## start

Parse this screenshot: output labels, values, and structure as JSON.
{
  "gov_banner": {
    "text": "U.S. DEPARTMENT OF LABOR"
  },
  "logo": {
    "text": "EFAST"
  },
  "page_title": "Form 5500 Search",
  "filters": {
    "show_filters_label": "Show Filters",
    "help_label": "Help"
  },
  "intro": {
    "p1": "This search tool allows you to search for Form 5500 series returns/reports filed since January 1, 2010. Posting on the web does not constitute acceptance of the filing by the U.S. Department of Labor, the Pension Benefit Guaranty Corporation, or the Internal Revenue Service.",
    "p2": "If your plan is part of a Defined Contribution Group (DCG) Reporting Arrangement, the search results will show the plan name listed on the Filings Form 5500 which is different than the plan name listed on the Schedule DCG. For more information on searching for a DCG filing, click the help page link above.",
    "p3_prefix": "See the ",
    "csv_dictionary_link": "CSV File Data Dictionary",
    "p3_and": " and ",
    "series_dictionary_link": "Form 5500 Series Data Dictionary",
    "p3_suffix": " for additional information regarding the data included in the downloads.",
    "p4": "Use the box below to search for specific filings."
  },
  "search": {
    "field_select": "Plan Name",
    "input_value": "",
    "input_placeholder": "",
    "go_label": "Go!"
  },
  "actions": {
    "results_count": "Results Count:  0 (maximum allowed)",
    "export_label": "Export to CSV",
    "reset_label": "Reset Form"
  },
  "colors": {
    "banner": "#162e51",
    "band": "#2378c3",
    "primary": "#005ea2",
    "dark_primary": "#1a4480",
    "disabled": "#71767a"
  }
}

## end

#### SHORT PROBLEM
Write the entries again, exactly as they stand.

#### SOLUTION
Parse this screenshot: output labels, values, and structure as JSON.
{
  "gov_banner": {
    "text": "U.S. DEPARTMENT OF LABOR"
  },
  "logo": {
    "text": "EFAST"
  },
  "page_title": "Form 5500 Search",
  "filters": {
    "show_filters_label": "Show Filters",
    "help_label": "Help"
  },
  "intro": {
    "p1": "This search tool allows you to search for Form 5500 series returns/reports filed since January 1, 2010. Posting on the web does not constitute acceptance of the filing by the U.S. Department of Labor, the Pension Benefit Guaranty Corporation, or the Internal Revenue Service.",
    "p2": "If your plan is part of a Defined Contribution Group (DCG) Reporting Arrangement, the search results will show the plan name listed on the Filings Form 5500 which is different than the plan name listed on the Schedule DCG. For more information on searching for a DCG filing, click the help page link above.",
    "p3_prefix": "See the ",
    "csv_dictionary_link": "CSV File Data Dictionary",
    "p3_and": " and ",
    "series_dictionary_link": "Form 5500 Series Data Dictionary",
    "p3_suffix": " for additional information regarding the data included in the downloads.",
    "p4": "Use the box below to search for specific filings."
  },
  "search": {
    "field_select": "Plan Name",
    "input_value": "",
    "input_placeholder": "",
    "go_label": "Go!"
  },
  "actions": {
    "results_count": "Results Count:  0 (maximum allowed)",
    "export_label": "Export to CSV",
    "reset_label": "Reset Form"
  },
  "colors": {
    "banner": "#162e51",
    "band": "#2378c3",
    "primary": "#005ea2",
    "dark_primary": "#1a4480",
    "disabled": "#71767a"
  }
}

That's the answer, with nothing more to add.